DESCRIPTION OF THE TASK: Restate the entries word for word, omitting nothing.

PROVIDED INFORMATION:
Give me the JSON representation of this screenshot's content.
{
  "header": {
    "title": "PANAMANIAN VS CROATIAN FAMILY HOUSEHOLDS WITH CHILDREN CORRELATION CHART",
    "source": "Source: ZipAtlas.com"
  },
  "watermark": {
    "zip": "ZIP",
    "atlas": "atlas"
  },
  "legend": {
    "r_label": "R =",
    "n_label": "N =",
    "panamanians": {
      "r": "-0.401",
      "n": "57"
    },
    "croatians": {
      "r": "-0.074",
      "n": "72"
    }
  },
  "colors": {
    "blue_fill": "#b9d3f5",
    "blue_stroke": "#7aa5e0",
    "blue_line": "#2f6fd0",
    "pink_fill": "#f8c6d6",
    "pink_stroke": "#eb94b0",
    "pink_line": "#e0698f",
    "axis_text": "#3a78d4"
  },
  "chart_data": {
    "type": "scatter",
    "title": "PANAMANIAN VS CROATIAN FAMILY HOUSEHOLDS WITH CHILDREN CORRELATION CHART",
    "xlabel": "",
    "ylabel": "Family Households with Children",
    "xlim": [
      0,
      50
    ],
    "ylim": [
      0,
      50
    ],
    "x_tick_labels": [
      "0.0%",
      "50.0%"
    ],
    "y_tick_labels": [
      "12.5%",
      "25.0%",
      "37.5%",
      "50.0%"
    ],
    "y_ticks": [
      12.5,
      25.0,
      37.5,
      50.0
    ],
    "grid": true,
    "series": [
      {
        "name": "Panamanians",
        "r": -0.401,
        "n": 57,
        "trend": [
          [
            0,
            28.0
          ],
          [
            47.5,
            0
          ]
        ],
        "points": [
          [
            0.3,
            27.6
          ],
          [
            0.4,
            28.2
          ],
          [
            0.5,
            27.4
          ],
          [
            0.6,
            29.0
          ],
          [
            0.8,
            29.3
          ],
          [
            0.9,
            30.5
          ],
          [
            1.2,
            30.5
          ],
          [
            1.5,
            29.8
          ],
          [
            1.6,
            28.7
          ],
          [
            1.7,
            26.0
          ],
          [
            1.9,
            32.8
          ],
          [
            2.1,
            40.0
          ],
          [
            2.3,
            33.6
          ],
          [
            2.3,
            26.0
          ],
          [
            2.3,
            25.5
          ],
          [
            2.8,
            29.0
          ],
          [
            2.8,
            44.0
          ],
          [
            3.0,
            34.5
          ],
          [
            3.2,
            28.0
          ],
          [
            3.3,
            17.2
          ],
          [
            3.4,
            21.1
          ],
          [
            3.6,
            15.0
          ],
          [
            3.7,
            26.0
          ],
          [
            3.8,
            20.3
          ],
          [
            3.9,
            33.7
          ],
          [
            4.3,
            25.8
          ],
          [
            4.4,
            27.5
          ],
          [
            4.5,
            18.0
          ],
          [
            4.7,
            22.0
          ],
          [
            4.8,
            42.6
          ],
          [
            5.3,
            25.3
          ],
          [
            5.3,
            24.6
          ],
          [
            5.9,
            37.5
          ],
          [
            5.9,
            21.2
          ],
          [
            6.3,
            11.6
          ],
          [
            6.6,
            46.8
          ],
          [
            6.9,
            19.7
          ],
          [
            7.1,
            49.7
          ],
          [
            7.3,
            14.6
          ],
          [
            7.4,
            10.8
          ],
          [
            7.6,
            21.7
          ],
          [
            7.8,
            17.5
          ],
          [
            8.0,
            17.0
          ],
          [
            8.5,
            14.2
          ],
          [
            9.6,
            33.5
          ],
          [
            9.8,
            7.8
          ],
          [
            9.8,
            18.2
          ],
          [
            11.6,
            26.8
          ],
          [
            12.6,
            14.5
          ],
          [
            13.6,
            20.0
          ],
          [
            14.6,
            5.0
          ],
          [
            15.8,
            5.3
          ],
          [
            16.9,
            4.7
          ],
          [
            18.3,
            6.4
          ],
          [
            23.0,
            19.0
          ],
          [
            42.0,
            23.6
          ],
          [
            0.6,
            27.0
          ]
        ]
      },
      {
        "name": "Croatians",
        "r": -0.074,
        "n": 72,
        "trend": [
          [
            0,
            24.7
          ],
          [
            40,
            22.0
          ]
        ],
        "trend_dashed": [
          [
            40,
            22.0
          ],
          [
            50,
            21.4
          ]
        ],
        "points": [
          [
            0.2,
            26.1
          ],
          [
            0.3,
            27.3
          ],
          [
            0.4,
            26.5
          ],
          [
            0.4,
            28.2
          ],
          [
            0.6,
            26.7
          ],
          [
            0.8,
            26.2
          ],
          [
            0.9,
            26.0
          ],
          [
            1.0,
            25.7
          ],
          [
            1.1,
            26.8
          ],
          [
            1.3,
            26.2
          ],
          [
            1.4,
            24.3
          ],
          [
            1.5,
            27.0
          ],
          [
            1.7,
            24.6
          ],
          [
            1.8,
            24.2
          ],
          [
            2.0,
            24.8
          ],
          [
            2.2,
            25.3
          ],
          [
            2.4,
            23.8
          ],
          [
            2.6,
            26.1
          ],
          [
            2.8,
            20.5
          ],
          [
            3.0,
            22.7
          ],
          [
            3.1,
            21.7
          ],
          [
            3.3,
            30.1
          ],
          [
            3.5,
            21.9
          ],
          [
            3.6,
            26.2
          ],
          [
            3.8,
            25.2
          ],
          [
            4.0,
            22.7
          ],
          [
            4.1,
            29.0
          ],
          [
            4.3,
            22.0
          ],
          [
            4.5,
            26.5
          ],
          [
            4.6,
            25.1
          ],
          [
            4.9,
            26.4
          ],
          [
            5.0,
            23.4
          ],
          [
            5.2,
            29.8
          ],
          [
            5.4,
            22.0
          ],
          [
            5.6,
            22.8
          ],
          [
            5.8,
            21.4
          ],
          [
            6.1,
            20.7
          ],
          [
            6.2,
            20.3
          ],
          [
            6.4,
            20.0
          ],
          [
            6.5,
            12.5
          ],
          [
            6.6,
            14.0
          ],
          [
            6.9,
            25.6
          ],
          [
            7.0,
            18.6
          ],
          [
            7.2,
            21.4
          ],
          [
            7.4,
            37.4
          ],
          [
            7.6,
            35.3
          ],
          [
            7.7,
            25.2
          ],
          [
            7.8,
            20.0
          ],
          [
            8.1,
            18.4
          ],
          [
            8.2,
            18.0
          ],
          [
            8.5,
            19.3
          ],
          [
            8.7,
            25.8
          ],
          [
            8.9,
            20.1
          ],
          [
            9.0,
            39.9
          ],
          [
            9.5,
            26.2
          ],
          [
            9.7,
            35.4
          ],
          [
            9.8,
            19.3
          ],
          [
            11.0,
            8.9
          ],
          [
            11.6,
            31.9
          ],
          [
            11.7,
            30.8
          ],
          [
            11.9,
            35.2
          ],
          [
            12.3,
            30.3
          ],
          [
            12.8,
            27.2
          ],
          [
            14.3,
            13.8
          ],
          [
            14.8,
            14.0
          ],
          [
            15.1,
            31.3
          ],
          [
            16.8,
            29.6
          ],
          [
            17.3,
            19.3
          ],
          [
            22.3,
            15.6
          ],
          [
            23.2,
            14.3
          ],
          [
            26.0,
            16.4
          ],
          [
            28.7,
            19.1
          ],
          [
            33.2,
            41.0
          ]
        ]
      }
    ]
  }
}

RESULT FOR THIS TASK:
Give me the JSON representation of this screenshot's content.
{
  "header": {
    "title": "PANAMANIAN VS CROATIAN FAMILY HOUSEHOLDS WITH CHILDREN CORRELATION CHART",
    "source": "Source: ZipAtlas.com"
  },
  "watermark": {
    "zip": "ZIP",
    "atlas": "atlas"
  },
  "legend": {
    "r_label": "R =",
    "n_label": "N =",
    "panamanians": {
      "r": "-0.401",
      "n": "57"
    },
    "croatians": {
      "r": "-0.074",
      "n": "72"
    }
  },
  "colors": {
    "blue_fill": "#b9d3f5",
    "blue_stroke": "#7aa5e0",
    "blue_line": "#2f6fd0",
    "pink_fill": "#f8c6d6",
    "pink_stroke": "#eb94b0",
    "pink_line": "#e0698f",
    "axis_text": "#3a78d4"
  },
  "chart_data": {
    "type": "scatter",
    "title": "PANAMANIAN VS CROATIAN FAMILY HOUSEHOLDS WITH CHILDREN CORRELATION CHART",
    "xlabel": "",
    "ylabel": "Family Households with Children",
    "xlim": [
      0,
      50
    ],
    "ylim": [
      0,
      50
    ],
    "x_tick_labels": [
      "0.0%",
      "50.0%"
    ],
    "y_tick_labels": [
      "12.5%",
      "25.0%",
      "37.5%",
      "50.0%"
    ],
    "y_ticks": [
      12.5,
      25.0,
      37.5,
      50.0
    ],
    "grid": true,
    "series": [
      {
        "name": "Panamanians",
        "r": -0.401,
        "n": 57,
        "trend": [
          [
            0,
            28.0
          ],
          [
            47.5,
            0
          ]
        ],
        "points": [
          [
            0.3,
            27.6
          ],
          [
            0.4,
            28.2
          ],
          [
            0.5,
            27.4
          ],
          [
            0.6,
            29.0
          ],
          [
            0.8,
            29.3
          ],
          [
            0.9,
            30.5
          ],
          [
            1.2,
            30.5
          ],
          [
            1.5,
            29.8
          ],
          [
            1.6,
            28.7
          ],
          [
            1.7,
            26.0
          ],
          [
            1.9,
            32.8
          ],
          [
            2.1,
            40.0
          ],
          [
            2.3,
            33.6
          ],
          [
            2.3,
            26.0
          ],
          [
            2.3,
            25.5
          ],
          [
            2.8,
            29.0
          ],
          [
            2.8,
            44.0
          ],
          [
            3.0,
            34.5
          ],
          [
            3.2,
            28.0
          ],
          [
            3.3,
            17.2
          ],
          [
            3.4,
            21.1
          ],
          [
            3.6,
            15.0
          ],
          [
            3.7,
            26.0
          ],
          [
            3.8,
            20.3
          ],
          [
            3.9,
            33.7
          ],
          [
            4.3,
            25.8
          ],
          [
            4.4,
            27.5
          ],
          [
            4.5,
            18.0
          ],
          [
            4.7,
            22.0
          ],
          [
            4.8,
            42.6
          ],
          [
            5.3,
            25.3
          ],
          [
            5.3,
            24.6
          ],
          [
            5.9,
            37.5
          ],
          [
            5.9,
            21.2
          ],
          [
            6.3,
            11.6
          ],
          [
            6.6,
            46.8
          ],
          [
            6.9,
            19.7
          ],
          [
            7.1,
            49.7
          ],
          [
            7.3,
            14.6
          ],
          [
            7.4,
            10.8
          ],
          [
            7.6,
            21.7
          ],
          [
            7.8,
            17.5
          ],
          [
            8.0,
            17.0
          ],
          [
            8.5,
            14.2
          ],
          [
            9.6,
            33.5
          ],
          [
            9.8,
            7.8
          ],
          [
            9.8,
            18.2
          ],
          [
            11.6,
            26.8
          ],
          [
            12.6,
            14.5
          ],
          [
            13.6,
            20.0
          ],
          [
            14.6,
            5.0
          ],
          [
            15.8,
            5.3
          ],
          [
            16.9,
            4.7
          ],
          [
            18.3,
            6.4
          ],
          [
            23.0,
            19.0
          ],
          [
            42.0,
            23.6
          ],
          [
            0.6,
            27.0
          ]
        ]
      },
      {
        "name": "Croatians",
        "r": -0.074,
        "n": 72,
        "trend": [
          [
            0,
            24.7
          ],
          [
            40,
            22.0
          ]
        ],
        "trend_dashed": [
          [
            40,
            22.0
          ],
          [
            50,
            21.4
          ]
        ],
        "points": [
          [
            0.2,
            26.1
          ],
          [
            0.3,
            27.3
          ],
          [
            0.4,
            26.5
          ],
          [
            0.4,
            28.2
          ],
          [
            0.6,
            26.7
          ],
          [
            0.8,
            26.2
          ],
          [
            0.9,
            26.0
          ],
          [
            1.0,
            25.7
          ],
          [
            1.1,
            26.8
          ],
          [
            1.3,
            26.2
          ],
          [
            1.4,
            24.3
          ],
          [
            1.5,
            27.0
          ],
          [
            1.7,
            24.6
          ],
          [
            1.8,
            24.2
          ],
          [
            2.0,
            24.8
          ],
          [
            2.2,
            25.3
          ],
          [
            2.4,
            23.8
          ],
          [
            2.6,
            26.1
          ],
          [
            2.8,
            20.5
          ],
          [
            3.0,
            22.7
          ],
          [
            3.1,
            21.7
          ],
          [
            3.3,
            30.1
          ],
          [
            3.5,
            21.9
          ],
          [
            3.6,
            26.2
          ],
          [
            3.8,
            25.2
          ],
          [
            4.0,
            22.7
          ],
          [
            4.1,
            29.0
          ],
          [
            4.3,
            22.0
          ],
          [
            4.5,
            26.5
          ],
          [
            4.6,
            25.1
          ],
          [
            4.9,
            26.4
          ],
          [
            5.0,
            23.4
          ],
          [
            5.2,
            29.8
          ],
          [
            5.4,
            22.0
          ],
          [
            5.6,
            22.8
          ],
          [
            5.8,
            21.4
          ],
          [
            6.1,
            20.7
          ],
          [
            6.2,
            20.3
          ],
          [
            6.4,
            20.0
          ],
          [
            6.5,
            12.5
          ],
          [
            6.6,
            14.0
          ],
          [
            6.9,
            25.6
          ],
          [
            7.0,
            18.6
          ],
          [
            7.2,
            21.4
          ],
          [
            7.4,
            37.4
          ],
          [
            7.6,
            35.3
          ],
          [
            7.7,
            25.2
          ],
          [
            7.8,
            20.0
          ],
          [
            8.1,
            18.4
          ],
          [
            8.2,
            18.0
          ],
          [
            8.5,
            19.3
          ],
          [
            8.7,
            25.8
          ],
          [
            8.9,
            20.1
          ],
          [
            9.0,
            39.9
          ],
          [
            9.5,
            26.2
          ],
          [
            9.7,
            35.4
          ],
          [
            9.8,
            19.3
          ],
          [
            11.0,
            8.9
          ],
          [
            11.6,
            31.9
          ],
          [
            11.7,
            30.8
          ],
          [
            11.9,
            35.2
          ],
          [
            12.3,
            30.3
          ],
          [
            12.8,
            27.2
          ],
          [
            14.3,
            13.8
          ],
          [
            14.8,
            14.0
          ],
          [
            15.1,
            31.3
          ],
          [
            16.8,
            29.6
          ],
          [
            17.3,
            19.3
          ],
          [
            22.3,
            15.6
          ],
          [
            23.2,
            14.3
          ],
          [
            26.0,
            16.4
          ],
          [
            28.7,
            19.1
          ],
          [
            33.2,
            41.0
          ]
        ]
      }
    ]
  }
}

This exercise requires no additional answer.